Written exercise:
Look at the entries below and reproduce them exactly.

Stored data entries:
+--
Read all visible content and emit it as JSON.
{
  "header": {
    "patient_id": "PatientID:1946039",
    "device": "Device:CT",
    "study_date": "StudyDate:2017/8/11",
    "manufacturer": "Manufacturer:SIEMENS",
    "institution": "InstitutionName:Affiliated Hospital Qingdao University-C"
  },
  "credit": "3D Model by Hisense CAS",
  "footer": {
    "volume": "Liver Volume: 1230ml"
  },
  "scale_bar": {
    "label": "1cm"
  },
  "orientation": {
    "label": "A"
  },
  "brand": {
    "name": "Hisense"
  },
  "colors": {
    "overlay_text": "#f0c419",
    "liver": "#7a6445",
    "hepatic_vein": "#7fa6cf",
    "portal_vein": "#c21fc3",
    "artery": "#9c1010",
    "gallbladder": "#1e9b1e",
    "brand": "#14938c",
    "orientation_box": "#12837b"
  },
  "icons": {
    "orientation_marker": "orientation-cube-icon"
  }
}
+--
The output:
Read all visible content and emit it as JSON.
{
  "header": {
    "patient_id": "PatientID:1946039",
    "device": "Device:CT",
    "study_date": "StudyDate:2017/8/11",
    "manufacturer": "Manufacturer:SIEMENS",
    "institution": "InstitutionName:Affiliated Hospital Qingdao University-C"
  },
  "credit": "3D Model by Hisense CAS",
  "footer": {
    "volume": "Liver Volume: 1230ml"
  },
  "scale_bar": {
    "label": "1cm"
  },
  "orientation": {
    "label": "A"
  },
  "brand": {
    "name": "Hisense"
  },
  "colors": {
    "overlay_text": "#f0c419",
    "liver": "#7a6445",
    "hepatic_vein": "#7fa6cf",
    "portal_vein": "#c21fc3",
    "artery": "#9c1010",
    "gallbladder": "#1e9b1e",
    "brand": "#14938c",
    "orientation_box": "#12837b"
  },
  "icons": {
    "orientation_marker": "orientation-cube-icon"
  }
}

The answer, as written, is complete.